Extracted data entries:

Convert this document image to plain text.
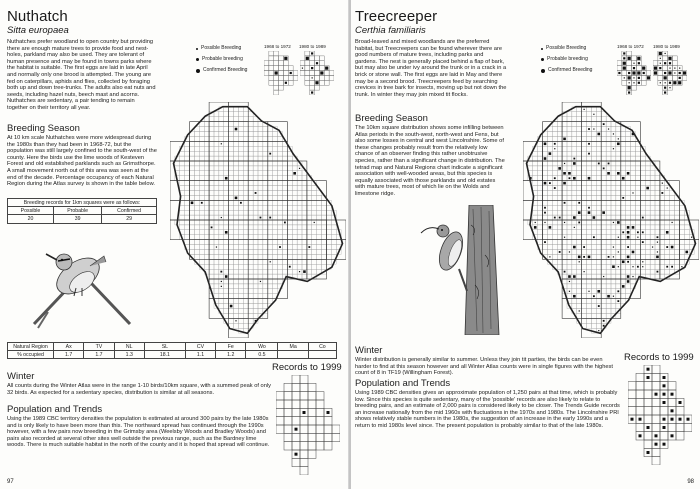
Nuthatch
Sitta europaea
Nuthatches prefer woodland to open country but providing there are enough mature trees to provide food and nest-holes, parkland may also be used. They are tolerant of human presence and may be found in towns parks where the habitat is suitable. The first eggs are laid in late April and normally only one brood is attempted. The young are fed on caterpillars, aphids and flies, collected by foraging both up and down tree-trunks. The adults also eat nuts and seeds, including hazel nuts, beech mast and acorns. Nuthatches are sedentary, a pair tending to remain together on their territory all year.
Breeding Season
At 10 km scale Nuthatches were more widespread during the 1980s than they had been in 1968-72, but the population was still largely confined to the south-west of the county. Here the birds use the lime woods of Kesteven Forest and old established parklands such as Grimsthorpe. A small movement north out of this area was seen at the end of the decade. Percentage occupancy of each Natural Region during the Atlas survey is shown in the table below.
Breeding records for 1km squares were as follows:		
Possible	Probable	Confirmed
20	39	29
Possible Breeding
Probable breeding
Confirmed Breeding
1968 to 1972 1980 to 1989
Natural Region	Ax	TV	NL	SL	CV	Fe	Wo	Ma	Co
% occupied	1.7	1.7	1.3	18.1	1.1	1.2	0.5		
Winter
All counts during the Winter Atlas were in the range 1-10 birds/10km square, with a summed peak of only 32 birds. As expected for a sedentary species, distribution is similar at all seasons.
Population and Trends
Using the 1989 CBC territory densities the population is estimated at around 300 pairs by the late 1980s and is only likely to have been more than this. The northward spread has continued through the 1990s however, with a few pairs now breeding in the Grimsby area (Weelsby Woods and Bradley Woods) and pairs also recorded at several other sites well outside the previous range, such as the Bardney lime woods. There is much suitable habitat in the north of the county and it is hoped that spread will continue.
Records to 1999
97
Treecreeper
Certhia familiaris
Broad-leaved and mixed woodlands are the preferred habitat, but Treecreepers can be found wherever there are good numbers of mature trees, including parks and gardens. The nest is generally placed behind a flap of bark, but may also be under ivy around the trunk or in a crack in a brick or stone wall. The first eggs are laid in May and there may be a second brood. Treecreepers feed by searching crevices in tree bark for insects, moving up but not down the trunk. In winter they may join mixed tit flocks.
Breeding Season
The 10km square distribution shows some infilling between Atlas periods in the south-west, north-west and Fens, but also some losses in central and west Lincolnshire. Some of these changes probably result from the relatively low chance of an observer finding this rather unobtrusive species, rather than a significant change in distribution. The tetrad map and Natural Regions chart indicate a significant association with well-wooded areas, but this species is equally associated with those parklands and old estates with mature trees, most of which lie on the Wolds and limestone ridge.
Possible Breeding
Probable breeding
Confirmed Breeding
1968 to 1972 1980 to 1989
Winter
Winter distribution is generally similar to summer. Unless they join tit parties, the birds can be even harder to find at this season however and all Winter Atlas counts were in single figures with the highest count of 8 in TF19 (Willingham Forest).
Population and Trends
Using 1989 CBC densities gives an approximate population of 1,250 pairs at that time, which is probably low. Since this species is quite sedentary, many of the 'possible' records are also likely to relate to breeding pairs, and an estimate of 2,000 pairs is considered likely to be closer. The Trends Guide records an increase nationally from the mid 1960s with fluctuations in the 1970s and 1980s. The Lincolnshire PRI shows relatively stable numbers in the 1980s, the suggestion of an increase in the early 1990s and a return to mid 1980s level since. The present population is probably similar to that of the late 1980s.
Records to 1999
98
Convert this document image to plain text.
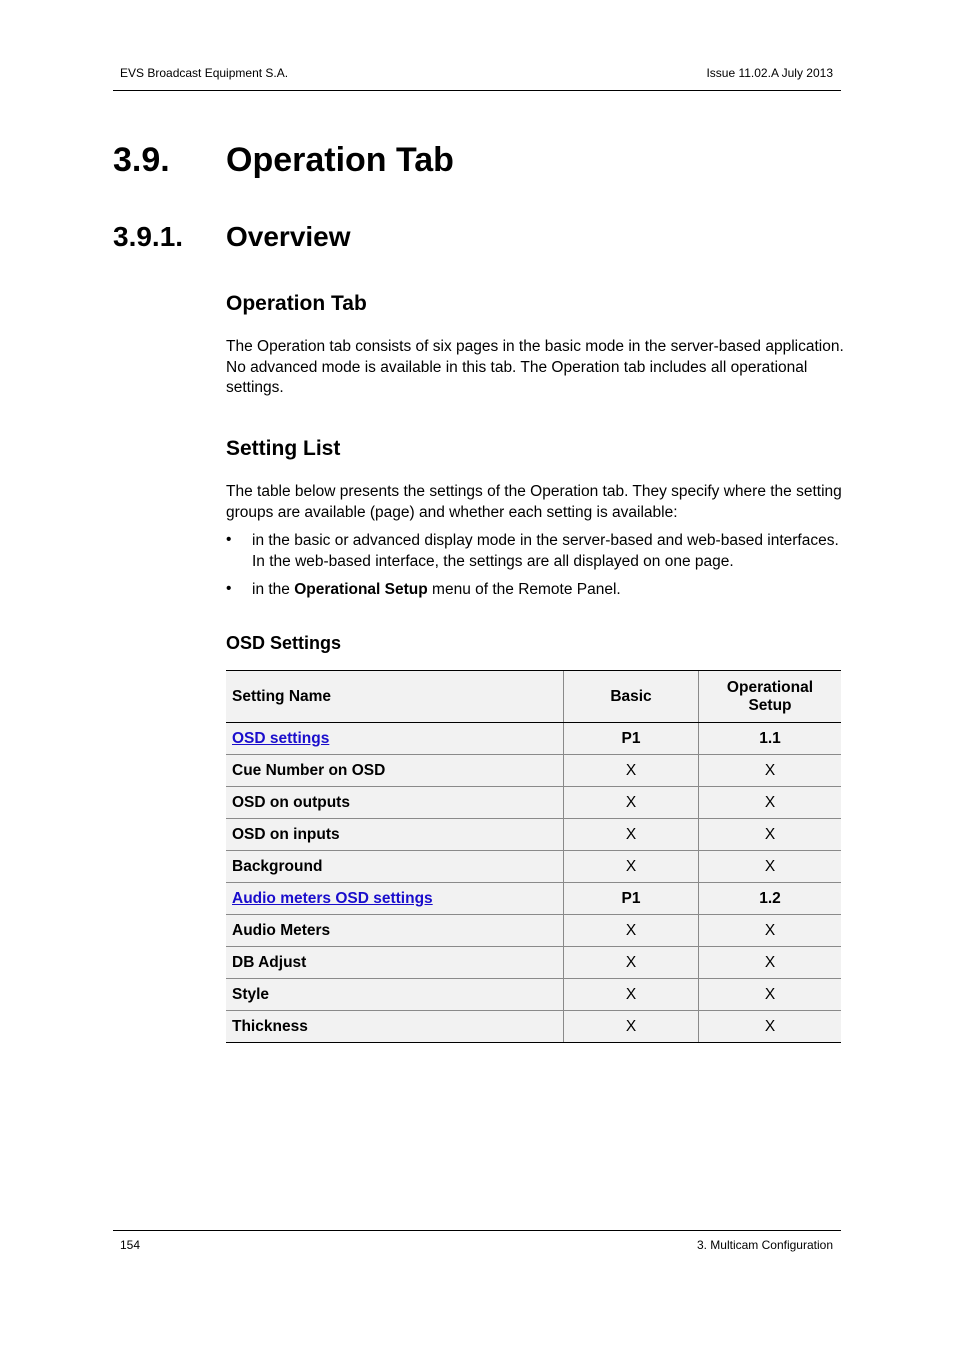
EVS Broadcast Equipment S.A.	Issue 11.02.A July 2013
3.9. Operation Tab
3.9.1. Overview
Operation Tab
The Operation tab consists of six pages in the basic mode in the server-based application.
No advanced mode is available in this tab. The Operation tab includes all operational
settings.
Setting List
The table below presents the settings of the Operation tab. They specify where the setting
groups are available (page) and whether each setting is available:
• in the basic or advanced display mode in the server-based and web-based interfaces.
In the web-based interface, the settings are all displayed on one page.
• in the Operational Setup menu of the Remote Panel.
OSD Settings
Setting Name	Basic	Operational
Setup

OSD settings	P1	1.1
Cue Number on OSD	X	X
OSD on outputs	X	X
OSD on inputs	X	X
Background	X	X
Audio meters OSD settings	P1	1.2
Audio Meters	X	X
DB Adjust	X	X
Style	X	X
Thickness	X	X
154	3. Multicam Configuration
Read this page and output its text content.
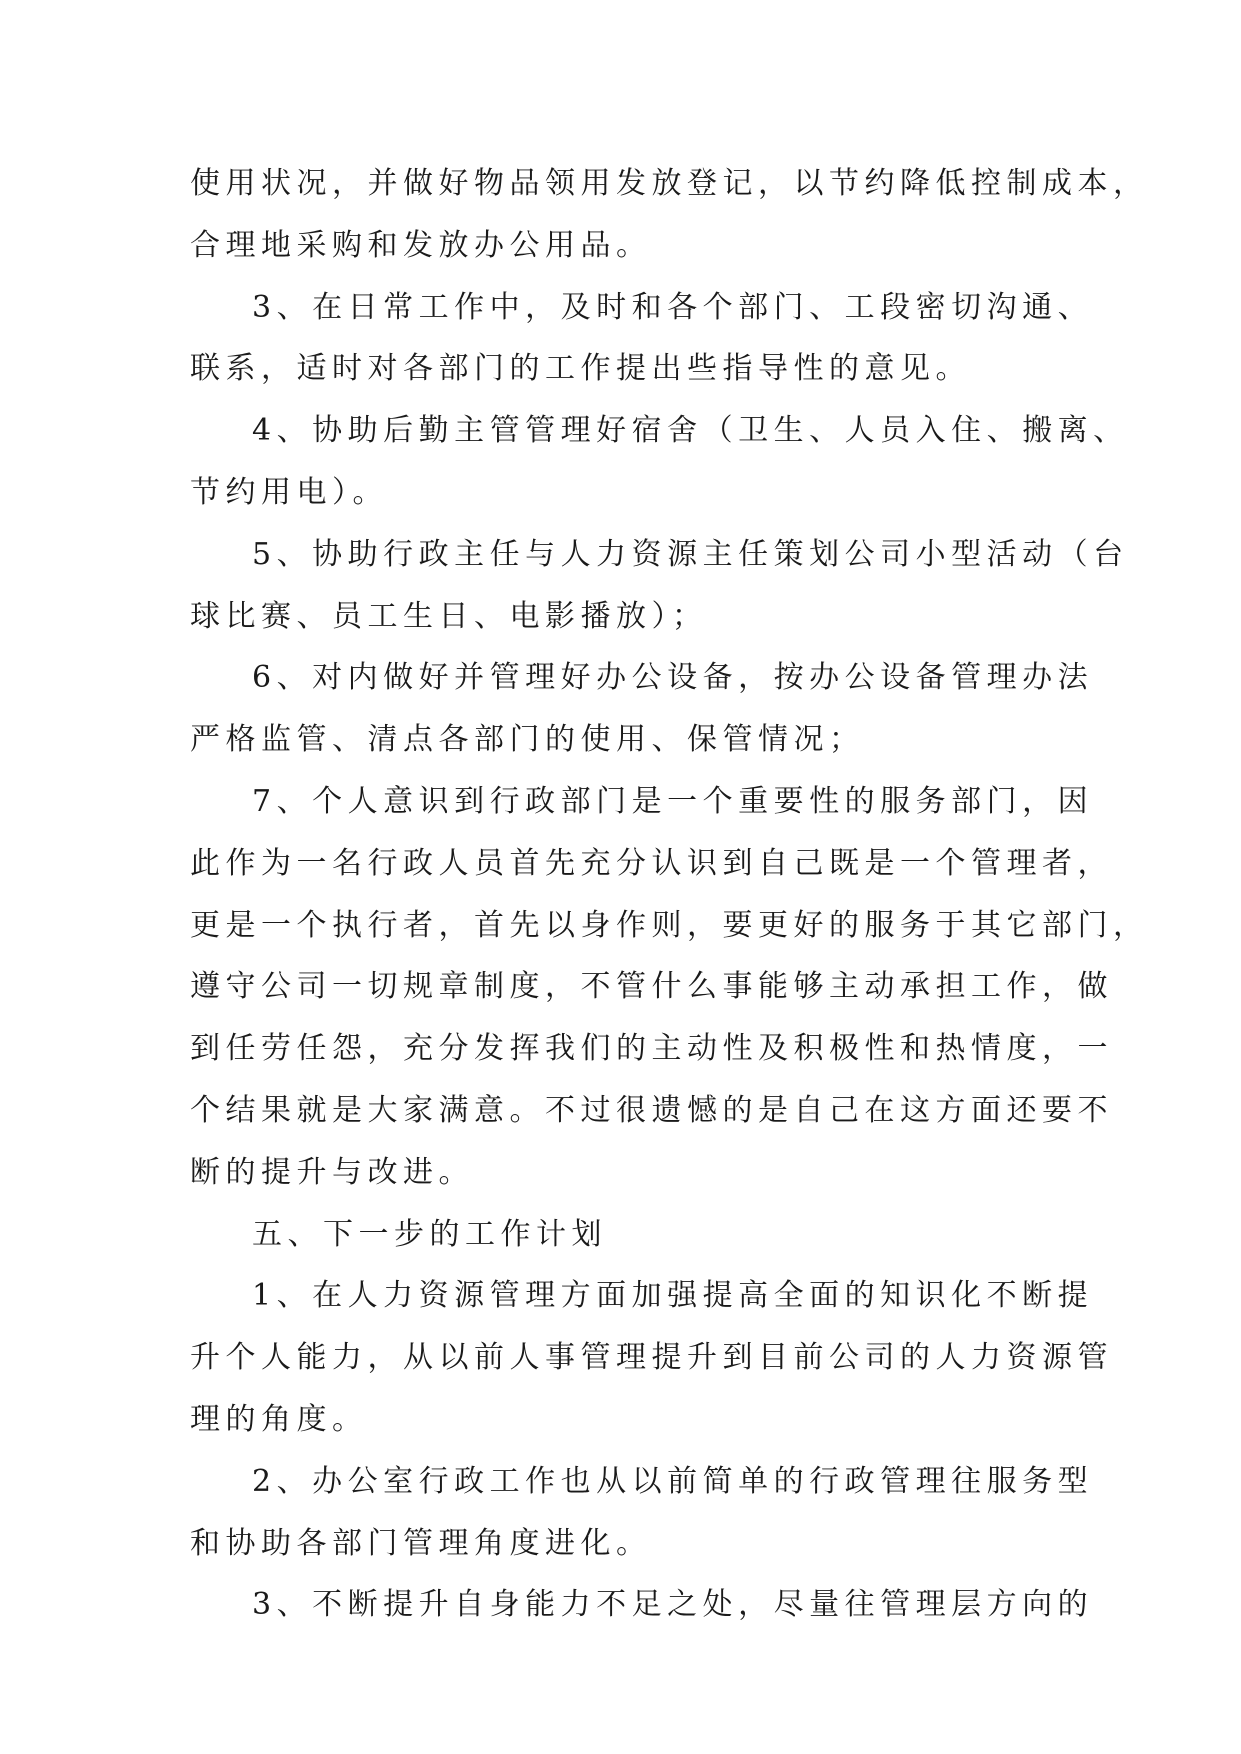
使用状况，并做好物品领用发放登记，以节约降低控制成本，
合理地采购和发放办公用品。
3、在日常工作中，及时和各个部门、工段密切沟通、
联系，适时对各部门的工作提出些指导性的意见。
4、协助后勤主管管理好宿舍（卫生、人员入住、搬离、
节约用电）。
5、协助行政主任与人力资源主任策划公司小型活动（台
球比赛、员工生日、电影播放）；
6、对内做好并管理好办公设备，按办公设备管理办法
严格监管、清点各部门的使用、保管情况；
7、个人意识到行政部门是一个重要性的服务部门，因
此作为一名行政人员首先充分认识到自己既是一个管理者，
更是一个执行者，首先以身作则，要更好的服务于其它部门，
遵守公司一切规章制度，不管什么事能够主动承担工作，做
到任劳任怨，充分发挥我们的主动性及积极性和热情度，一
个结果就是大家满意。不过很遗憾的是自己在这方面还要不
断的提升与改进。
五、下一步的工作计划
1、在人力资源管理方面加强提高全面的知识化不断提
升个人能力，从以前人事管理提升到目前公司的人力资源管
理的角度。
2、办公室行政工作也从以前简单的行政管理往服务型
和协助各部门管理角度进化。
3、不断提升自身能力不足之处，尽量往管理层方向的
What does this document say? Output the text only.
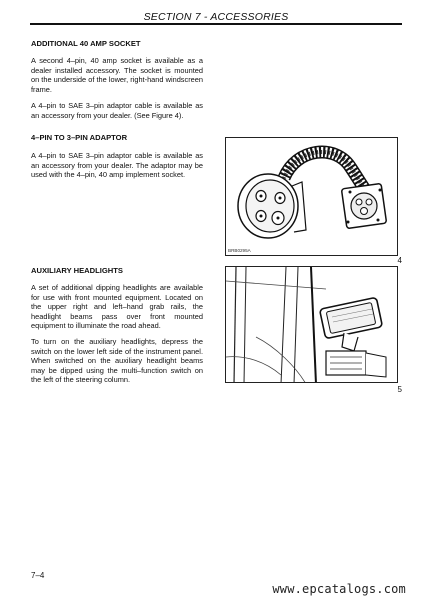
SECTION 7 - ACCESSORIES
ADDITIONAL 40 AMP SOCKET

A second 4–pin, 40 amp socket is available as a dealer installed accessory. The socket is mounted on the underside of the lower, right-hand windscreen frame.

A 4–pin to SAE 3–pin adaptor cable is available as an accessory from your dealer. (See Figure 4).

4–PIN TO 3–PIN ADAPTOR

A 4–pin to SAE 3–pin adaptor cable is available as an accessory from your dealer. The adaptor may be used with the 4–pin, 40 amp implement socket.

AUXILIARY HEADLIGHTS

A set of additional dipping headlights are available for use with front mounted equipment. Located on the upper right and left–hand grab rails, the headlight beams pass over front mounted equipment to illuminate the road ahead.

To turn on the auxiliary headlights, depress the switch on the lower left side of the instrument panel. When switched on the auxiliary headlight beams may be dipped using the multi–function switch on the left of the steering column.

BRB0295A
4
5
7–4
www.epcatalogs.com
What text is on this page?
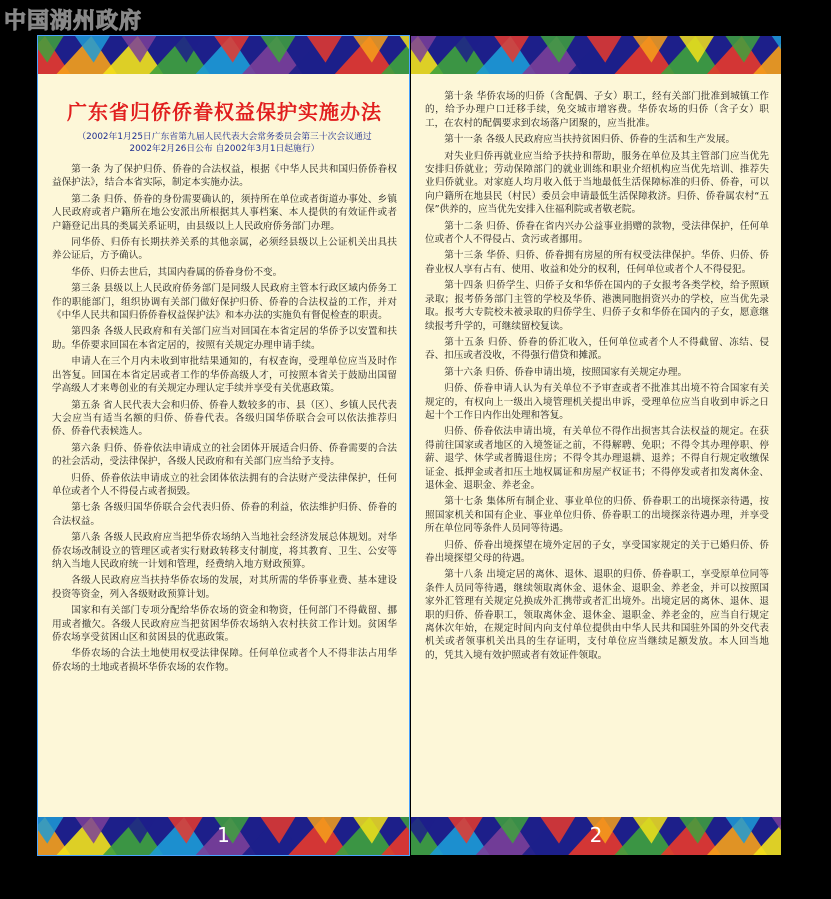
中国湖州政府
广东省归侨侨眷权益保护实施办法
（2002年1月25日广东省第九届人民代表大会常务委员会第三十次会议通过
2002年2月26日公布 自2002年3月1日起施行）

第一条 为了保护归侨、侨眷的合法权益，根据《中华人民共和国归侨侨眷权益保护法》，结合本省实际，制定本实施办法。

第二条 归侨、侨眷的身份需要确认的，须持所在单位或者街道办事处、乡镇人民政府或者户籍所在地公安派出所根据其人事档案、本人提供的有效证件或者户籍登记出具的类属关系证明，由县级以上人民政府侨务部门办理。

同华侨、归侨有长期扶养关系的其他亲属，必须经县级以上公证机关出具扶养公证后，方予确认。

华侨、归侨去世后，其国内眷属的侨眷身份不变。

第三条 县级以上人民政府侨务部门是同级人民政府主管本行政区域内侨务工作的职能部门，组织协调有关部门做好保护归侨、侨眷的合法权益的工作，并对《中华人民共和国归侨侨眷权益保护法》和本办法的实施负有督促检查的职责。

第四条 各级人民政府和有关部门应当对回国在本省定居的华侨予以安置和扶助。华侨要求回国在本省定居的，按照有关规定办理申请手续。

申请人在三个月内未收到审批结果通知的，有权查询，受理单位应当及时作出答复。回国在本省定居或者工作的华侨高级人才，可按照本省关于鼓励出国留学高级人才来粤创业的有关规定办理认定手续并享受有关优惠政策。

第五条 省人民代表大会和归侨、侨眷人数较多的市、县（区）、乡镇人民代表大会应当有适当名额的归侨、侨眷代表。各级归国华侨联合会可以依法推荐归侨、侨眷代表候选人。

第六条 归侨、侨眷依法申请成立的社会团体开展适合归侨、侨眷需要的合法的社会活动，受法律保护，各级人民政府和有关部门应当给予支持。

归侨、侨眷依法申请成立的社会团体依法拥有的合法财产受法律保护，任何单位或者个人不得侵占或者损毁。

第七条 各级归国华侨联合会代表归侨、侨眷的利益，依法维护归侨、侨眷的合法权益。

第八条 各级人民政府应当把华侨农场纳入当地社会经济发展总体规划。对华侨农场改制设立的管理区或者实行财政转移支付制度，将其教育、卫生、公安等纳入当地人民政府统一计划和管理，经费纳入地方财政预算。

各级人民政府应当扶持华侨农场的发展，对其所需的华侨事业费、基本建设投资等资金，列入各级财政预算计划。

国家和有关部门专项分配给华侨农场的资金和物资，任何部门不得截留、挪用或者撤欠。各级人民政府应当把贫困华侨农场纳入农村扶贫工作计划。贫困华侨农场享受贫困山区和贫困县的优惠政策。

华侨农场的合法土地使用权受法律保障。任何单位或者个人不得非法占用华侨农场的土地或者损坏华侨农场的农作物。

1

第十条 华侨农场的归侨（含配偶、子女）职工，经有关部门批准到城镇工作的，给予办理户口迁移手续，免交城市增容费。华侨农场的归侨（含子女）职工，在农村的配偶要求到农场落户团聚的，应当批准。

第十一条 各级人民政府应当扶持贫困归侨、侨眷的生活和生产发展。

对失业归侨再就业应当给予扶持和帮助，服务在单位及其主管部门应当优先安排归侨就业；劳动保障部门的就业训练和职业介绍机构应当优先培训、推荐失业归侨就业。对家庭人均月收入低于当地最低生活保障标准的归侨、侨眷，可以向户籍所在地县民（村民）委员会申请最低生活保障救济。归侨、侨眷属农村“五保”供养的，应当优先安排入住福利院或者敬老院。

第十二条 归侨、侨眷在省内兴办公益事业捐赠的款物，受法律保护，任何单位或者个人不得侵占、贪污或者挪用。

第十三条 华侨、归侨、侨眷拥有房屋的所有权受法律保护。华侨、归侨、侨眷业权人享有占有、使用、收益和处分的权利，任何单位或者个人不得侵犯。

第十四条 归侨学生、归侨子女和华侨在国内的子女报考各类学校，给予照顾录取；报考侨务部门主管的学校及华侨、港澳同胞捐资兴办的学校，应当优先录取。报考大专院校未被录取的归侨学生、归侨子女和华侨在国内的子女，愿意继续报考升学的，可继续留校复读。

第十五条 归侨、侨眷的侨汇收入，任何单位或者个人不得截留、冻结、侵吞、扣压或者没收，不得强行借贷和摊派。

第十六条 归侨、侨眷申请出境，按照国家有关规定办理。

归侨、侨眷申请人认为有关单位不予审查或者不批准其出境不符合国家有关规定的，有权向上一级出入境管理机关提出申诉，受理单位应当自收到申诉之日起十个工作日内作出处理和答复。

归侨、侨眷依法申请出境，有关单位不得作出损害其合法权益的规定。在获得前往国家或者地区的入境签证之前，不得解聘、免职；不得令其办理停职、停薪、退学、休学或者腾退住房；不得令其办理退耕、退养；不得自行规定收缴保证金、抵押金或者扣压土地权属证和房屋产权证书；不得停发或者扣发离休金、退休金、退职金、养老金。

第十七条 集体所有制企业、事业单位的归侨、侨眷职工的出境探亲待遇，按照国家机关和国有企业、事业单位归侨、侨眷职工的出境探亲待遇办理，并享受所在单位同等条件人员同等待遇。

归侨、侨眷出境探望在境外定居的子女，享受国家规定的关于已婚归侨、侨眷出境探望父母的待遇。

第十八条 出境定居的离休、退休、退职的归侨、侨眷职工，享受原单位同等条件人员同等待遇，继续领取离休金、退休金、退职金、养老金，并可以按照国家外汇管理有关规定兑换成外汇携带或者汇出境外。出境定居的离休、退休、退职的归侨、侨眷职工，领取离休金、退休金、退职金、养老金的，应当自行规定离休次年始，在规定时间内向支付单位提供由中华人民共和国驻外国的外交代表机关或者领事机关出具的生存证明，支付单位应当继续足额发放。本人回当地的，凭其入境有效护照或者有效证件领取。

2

Exercise objective:
Pull out every line above that holds the word "mode".

Full answer:
The Operation tab consists of six pages in the basic mode in the server-based application.
No advanced mode is available in this tab. The Operation tab includes all operational
• in the basic or advanced display mode in the server-based and web-based interfaces.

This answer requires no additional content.